▸ **AIM**
Would you write out the listing verbatim and skip every picture in it?

▸ **RECORD LIST**
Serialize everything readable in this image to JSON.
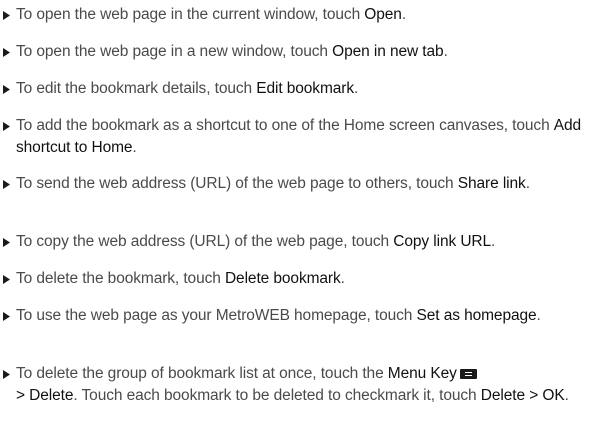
{
  "items": [
    {
      "pre": "To open the web page in the current window, touch ",
      "bold": "Open",
      "post": "."
    },
    {
      "pre": "To open the web page in a new window, touch ",
      "bold": "Open in new tab",
      "post": "."
    },
    {
      "pre": "To edit the bookmark details, touch ",
      "bold": "Edit bookmark",
      "post": "."
    },
    {
      "pre": "To add the bookmark as a shortcut to one of the Home screen canvases, touch ",
      "bold": "Add shortcut to Home",
      "post": "."
    },
    {
      "pre": "To send the web address (URL) of the web page to others, touch ",
      "bold": "Share link",
      "post": "."
    },
    {
      "pre": "To copy the web address (URL) of the web page, touch ",
      "bold": "Copy link URL",
      "post": "."
    },
    {
      "pre": "To delete the bookmark, touch ",
      "bold": "Delete bookmark",
      "post": "."
    },
    {
      "pre": "To use the web page as your MetroWEB homepage, touch ",
      "bold": "Set as homepage",
      "post": "."
    }
  ],
  "last_item": {
    "pre": "To delete the group of bookmark list at once, touch the ",
    "menu_key": "Menu Key",
    "gt1": " > ",
    "delete1": "Delete",
    "mid": ". Touch each bookmark to be deleted to checkmark it, touch ",
    "delete2": "Delete",
    "gt2": " > ",
    "ok": "OK",
    "end": "."
  },
  "icons": {
    "bullet": "triangle-right-icon",
    "menu_key": "menu-key-icon"
  },
  "colors": {
    "body_text": "#4a4a4a",
    "bold_text": "#111111"
  }
}
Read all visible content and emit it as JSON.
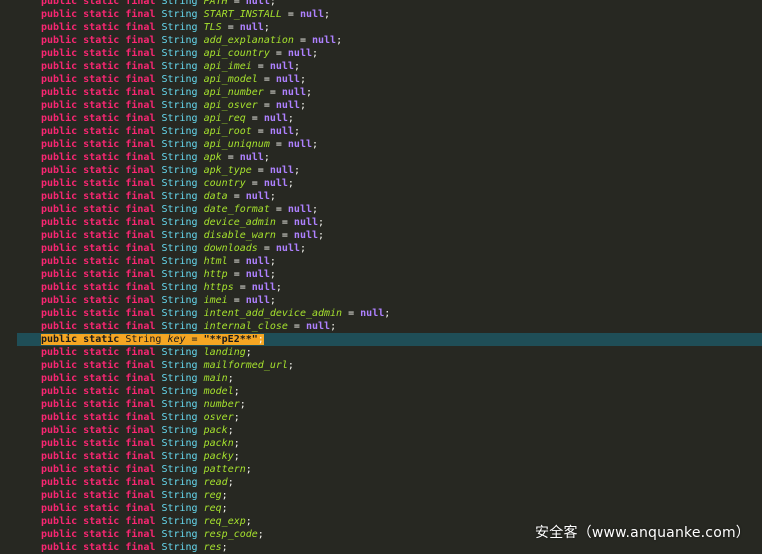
{
  "editor": {
    "modifiers": {
      "public": "public",
      "static": "static",
      "final": "final",
      "type": "String"
    },
    "lines": [
      {
        "name": "PATH",
        "init": "null"
      },
      {
        "name": "START_INSTALL",
        "init": "null"
      },
      {
        "name": "TLS",
        "init": "null"
      },
      {
        "name": "add_explanation",
        "init": "null"
      },
      {
        "name": "api_country",
        "init": "null"
      },
      {
        "name": "api_imei",
        "init": "null"
      },
      {
        "name": "api_model",
        "init": "null"
      },
      {
        "name": "api_number",
        "init": "null"
      },
      {
        "name": "api_osver",
        "init": "null"
      },
      {
        "name": "api_req",
        "init": "null"
      },
      {
        "name": "api_root",
        "init": "null"
      },
      {
        "name": "api_uniqnum",
        "init": "null"
      },
      {
        "name": "apk",
        "init": "null"
      },
      {
        "name": "apk_type",
        "init": "null"
      },
      {
        "name": "country",
        "init": "null"
      },
      {
        "name": "data",
        "init": "null"
      },
      {
        "name": "date_format",
        "init": "null"
      },
      {
        "name": "device_admin",
        "init": "null"
      },
      {
        "name": "disable_warn",
        "init": "null"
      },
      {
        "name": "downloads",
        "init": "null"
      },
      {
        "name": "html",
        "init": "null"
      },
      {
        "name": "http",
        "init": "null"
      },
      {
        "name": "https",
        "init": "null"
      },
      {
        "name": "imei",
        "init": "null"
      },
      {
        "name": "intent_add_device_admin",
        "init": "null"
      },
      {
        "name": "internal_close",
        "init": "null"
      },
      {
        "name": "key",
        "init": "\"**pE2**\"",
        "highlight": true
      },
      {
        "name": "landing"
      },
      {
        "name": "mailformed_url"
      },
      {
        "name": "main"
      },
      {
        "name": "model"
      },
      {
        "name": "number"
      },
      {
        "name": "osver"
      },
      {
        "name": "pack"
      },
      {
        "name": "packn"
      },
      {
        "name": "packy"
      },
      {
        "name": "pattern"
      },
      {
        "name": "read"
      },
      {
        "name": "reg"
      },
      {
        "name": "req"
      },
      {
        "name": "req_exp"
      },
      {
        "name": "resp_code"
      },
      {
        "name": "res"
      }
    ]
  },
  "watermark": {
    "text": "安全客（www.anquanke.com）"
  },
  "colors": {
    "background": "#272822",
    "keyword": "#f92672",
    "type": "#66d9ef",
    "identifier": "#a6e22e",
    "literal": "#ae81ff",
    "current_line": "#1f4e57",
    "selection": "#f5a623"
  }
}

▸ **EXERCISE SOLUTION**
Serialize everything readable in this image to JSON.
{
  "items": [
    {
      "pre": "To open the web page in the current window, touch ",
      "bold": "Open",
      "post": "."
    },
    {
      "pre": "To open the web page in a new window, touch ",
      "bold": "Open in new tab",
      "post": "."
    },
    {
      "pre": "To edit the bookmark details, touch ",
      "bold": "Edit bookmark",
      "post": "."
    },
    {
      "pre": "To add the bookmark as a shortcut to one of the Home screen canvases, touch ",
      "bold": "Add shortcut to Home",
      "post": "."
    },
    {
      "pre": "To send the web address (URL) of the web page to others, touch ",
      "bold": "Share link",
      "post": "."
    },
    {
      "pre": "To copy the web address (URL) of the web page, touch ",
      "bold": "Copy link URL",
      "post": "."
    },
    {
      "pre": "To delete the bookmark, touch ",
      "bold": "Delete bookmark",
      "post": "."
    },
    {
      "pre": "To use the web page as your MetroWEB homepage, touch ",
      "bold": "Set as homepage",
      "post": "."
    }
  ],
  "last_item": {
    "pre": "To delete the group of bookmark list at once, touch the ",
    "menu_key": "Menu Key",
    "gt1": " > ",
    "delete1": "Delete",
    "mid": ". Touch each bookmark to be deleted to checkmark it, touch ",
    "delete2": "Delete",
    "gt2": " > ",
    "ok": "OK",
    "end": "."
  },
  "icons": {
    "bullet": "triangle-right-icon",
    "menu_key": "menu-key-icon"
  },
  "colors": {
    "body_text": "#4a4a4a",
    "bold_text": "#111111"
  }
}
Read all visible content and emit it as JSON.
{
  "editor": {
    "modifiers": {
      "public": "public",
      "static": "static",
      "final": "final",
      "type": "String"
    },
    "lines": [
      {
        "name": "PATH",
        "init": "null"
      },
      {
        "name": "START_INSTALL",
        "init": "null"
      },
      {
        "name": "TLS",
        "init": "null"
      },
      {
        "name": "add_explanation",
        "init": "null"
      },
      {
        "name": "api_country",
        "init": "null"
      },
      {
        "name": "api_imei",
        "init": "null"
      },
      {
        "name": "api_model",
        "init": "null"
      },
      {
        "name": "api_number",
        "init": "null"
      },
      {
        "name": "api_osver",
        "init": "null"
      },
      {
        "name": "api_req",
        "init": "null"
      },
      {
        "name": "api_root",
        "init": "null"
      },
      {
        "name": "api_uniqnum",
        "init": "null"
      },
      {
        "name": "apk",
        "init": "null"
      },
      {
        "name": "apk_type",
        "init": "null"
      },
      {
        "name": "country",
        "init": "null"
      },
      {
        "name": "data",
        "init": "null"
      },
      {
        "name": "date_format",
        "init": "null"
      },
      {
        "name": "device_admin",
        "init": "null"
      },
      {
        "name": "disable_warn",
        "init": "null"
      },
      {
        "name": "downloads",
        "init": "null"
      },
      {
        "name": "html",
        "init": "null"
      },
      {
        "name": "http",
        "init": "null"
      },
      {
        "name": "https",
        "init": "null"
      },
      {
        "name": "imei",
        "init": "null"
      },
      {
        "name": "intent_add_device_admin",
        "init": "null"
      },
      {
        "name": "internal_close",
        "init": "null"
      },
      {
        "name": "key",
        "init": "\"**pE2**\"",
        "highlight": true
      },
      {
        "name": "landing"
      },
      {
        "name": "mailformed_url"
      },
      {
        "name": "main"
      },
      {
        "name": "model"
      },
      {
        "name": "number"
      },
      {
        "name": "osver"
      },
      {
        "name": "pack"
      },
      {
        "name": "packn"
      },
      {
        "name": "packy"
      },
      {
        "name": "pattern"
      },
      {
        "name": "read"
      },
      {
        "name": "reg"
      },
      {
        "name": "req"
      },
      {
        "name": "req_exp"
      },
      {
        "name": "resp_code"
      },
      {
        "name": "res"
      }
    ]
  },
  "watermark": {
    "text": "安全客（www.anquanke.com）"
  },
  "colors": {
    "background": "#272822",
    "keyword": "#f92672",
    "type": "#66d9ef",
    "identifier": "#a6e22e",
    "literal": "#ae81ff",
    "current_line": "#1f4e57",
    "selection": "#f5a623"
  }
}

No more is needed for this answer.